REQUIRED TASK: Narrow the data below down to the lines containing "młodego".

Collected data:

◆ ◆ ◆

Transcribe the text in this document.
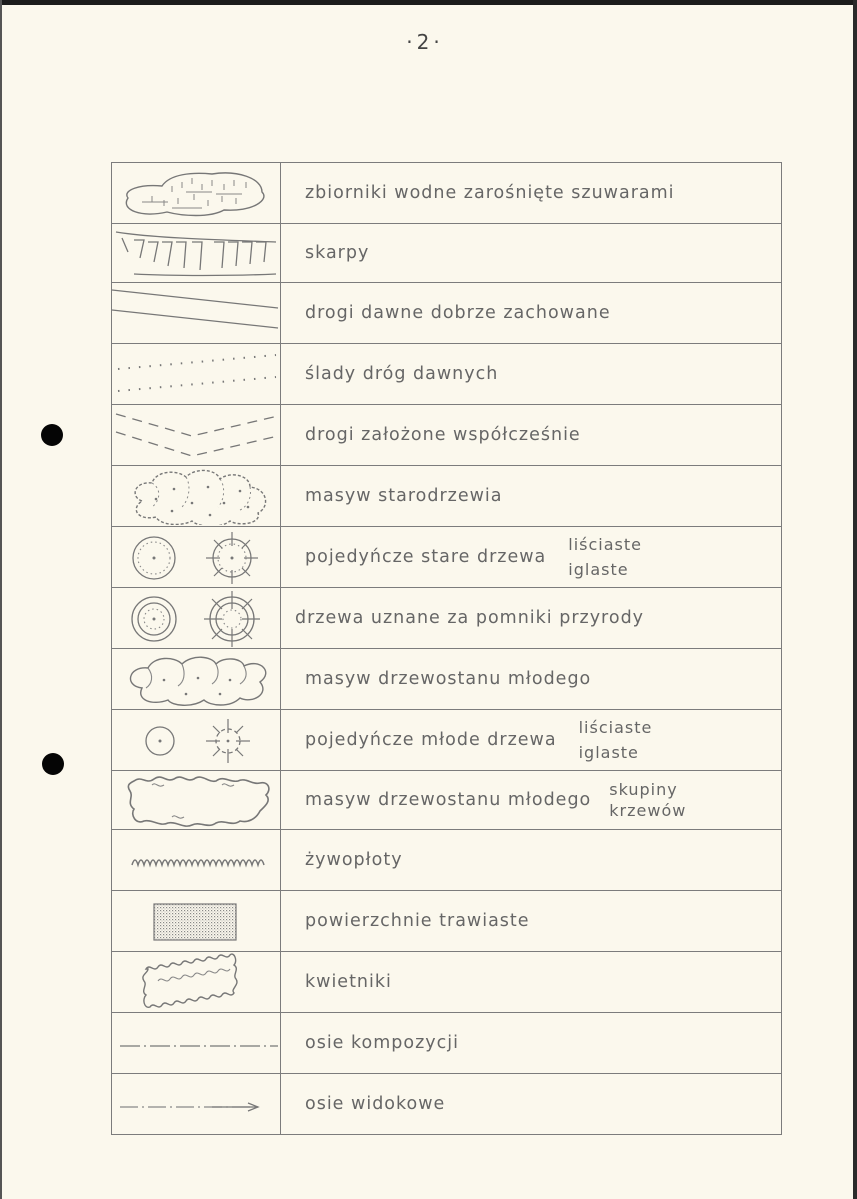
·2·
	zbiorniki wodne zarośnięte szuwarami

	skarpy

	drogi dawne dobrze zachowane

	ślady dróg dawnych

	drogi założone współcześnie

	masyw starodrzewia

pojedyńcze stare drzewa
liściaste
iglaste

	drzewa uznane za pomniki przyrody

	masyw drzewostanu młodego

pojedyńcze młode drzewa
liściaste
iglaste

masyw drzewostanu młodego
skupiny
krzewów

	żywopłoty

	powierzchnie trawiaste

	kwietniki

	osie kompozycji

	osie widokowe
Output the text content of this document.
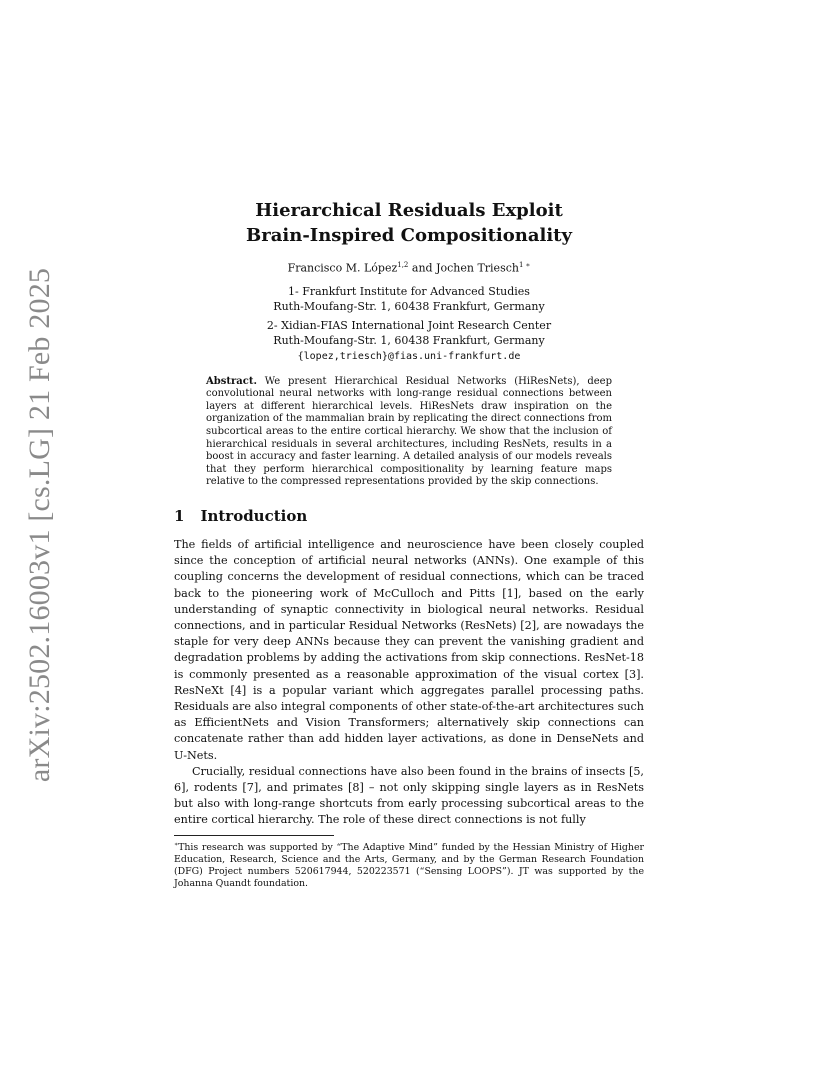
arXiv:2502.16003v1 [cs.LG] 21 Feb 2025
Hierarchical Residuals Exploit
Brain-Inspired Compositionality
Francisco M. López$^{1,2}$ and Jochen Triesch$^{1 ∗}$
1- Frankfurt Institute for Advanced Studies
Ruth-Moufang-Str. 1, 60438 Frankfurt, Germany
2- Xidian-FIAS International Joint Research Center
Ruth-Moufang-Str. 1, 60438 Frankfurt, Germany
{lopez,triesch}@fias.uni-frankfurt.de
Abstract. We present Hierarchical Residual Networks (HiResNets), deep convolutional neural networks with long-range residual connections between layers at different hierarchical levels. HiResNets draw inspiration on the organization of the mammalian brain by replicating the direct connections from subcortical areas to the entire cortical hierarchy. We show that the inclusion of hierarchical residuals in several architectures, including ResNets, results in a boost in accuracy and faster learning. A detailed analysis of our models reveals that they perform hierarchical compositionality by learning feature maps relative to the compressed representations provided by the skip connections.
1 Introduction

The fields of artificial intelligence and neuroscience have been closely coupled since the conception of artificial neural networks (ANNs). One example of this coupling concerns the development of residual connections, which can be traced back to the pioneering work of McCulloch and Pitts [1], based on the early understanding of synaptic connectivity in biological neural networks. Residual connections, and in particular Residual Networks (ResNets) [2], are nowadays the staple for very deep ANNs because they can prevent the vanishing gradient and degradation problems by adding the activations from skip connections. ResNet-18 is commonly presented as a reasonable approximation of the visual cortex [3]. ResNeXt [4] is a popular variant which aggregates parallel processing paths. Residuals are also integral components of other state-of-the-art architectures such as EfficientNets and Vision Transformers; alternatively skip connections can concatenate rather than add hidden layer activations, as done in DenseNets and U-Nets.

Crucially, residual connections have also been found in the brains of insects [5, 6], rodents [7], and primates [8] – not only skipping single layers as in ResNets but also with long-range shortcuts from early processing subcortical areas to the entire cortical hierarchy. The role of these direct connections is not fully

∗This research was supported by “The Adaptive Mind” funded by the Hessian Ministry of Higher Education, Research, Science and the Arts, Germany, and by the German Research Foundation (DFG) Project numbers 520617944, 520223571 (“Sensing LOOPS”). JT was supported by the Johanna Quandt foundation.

◆ ◆ ◆

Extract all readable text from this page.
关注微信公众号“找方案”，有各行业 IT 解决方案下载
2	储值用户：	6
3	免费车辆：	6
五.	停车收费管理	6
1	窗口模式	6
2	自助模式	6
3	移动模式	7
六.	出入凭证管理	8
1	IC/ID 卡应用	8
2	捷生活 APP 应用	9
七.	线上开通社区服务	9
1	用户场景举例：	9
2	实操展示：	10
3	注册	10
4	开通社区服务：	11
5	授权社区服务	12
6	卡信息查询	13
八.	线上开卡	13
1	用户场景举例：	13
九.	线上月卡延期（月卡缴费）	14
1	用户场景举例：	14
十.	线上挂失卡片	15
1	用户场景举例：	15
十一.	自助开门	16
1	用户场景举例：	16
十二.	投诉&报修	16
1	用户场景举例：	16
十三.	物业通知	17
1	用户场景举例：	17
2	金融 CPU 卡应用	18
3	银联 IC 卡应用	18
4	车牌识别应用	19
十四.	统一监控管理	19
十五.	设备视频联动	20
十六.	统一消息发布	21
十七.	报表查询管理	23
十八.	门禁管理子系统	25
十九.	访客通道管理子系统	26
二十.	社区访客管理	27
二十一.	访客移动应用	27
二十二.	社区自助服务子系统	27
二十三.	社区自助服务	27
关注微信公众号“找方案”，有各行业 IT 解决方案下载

◆ ◆ ◆

SOLUTION TO THE PROBLEM:
	masyw drzewostanu młodego
masyw drzewostanu młodego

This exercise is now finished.